YOUR INSTRUCTIONS | Pull every line containing "page" out of the material below.

SUPPLIED RECORDS |

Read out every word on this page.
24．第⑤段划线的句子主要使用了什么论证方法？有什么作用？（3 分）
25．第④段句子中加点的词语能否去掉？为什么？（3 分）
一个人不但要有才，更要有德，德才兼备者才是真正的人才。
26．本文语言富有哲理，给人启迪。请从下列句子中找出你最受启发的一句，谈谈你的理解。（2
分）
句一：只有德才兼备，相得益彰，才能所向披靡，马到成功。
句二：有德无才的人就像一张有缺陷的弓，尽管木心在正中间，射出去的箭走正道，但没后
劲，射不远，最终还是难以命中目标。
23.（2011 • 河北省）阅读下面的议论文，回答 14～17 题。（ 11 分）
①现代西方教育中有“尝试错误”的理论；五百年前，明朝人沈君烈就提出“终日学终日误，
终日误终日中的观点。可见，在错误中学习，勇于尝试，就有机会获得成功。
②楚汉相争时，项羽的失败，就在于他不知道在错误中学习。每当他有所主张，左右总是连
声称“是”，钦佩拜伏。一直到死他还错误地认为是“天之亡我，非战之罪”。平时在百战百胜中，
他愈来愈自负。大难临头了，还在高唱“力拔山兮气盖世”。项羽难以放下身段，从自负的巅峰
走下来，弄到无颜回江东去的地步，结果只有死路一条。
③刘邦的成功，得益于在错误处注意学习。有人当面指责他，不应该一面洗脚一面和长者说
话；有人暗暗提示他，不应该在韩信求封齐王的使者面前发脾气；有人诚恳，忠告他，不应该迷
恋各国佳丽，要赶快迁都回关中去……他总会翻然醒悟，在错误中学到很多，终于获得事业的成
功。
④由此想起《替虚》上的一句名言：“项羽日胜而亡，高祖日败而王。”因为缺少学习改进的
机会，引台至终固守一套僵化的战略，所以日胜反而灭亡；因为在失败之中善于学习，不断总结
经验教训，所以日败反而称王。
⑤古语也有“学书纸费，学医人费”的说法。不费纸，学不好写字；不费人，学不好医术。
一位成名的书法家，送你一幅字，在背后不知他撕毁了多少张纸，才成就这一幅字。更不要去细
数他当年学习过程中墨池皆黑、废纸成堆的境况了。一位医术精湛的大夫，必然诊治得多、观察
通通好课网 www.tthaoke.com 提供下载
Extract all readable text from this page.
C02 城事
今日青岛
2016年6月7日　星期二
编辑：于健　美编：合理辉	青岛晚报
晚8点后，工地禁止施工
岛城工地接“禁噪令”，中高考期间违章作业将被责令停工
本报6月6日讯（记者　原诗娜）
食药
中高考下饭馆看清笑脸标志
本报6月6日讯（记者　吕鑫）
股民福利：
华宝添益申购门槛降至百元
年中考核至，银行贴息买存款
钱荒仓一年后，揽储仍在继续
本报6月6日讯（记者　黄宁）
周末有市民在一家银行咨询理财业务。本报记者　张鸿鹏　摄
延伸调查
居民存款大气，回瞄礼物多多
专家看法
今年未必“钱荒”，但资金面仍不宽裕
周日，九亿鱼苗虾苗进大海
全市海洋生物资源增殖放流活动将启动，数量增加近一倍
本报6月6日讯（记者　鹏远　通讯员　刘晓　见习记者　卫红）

RESULT OF THE EXERCISE |
Read out every word on this page.
Extract all readable text from this page.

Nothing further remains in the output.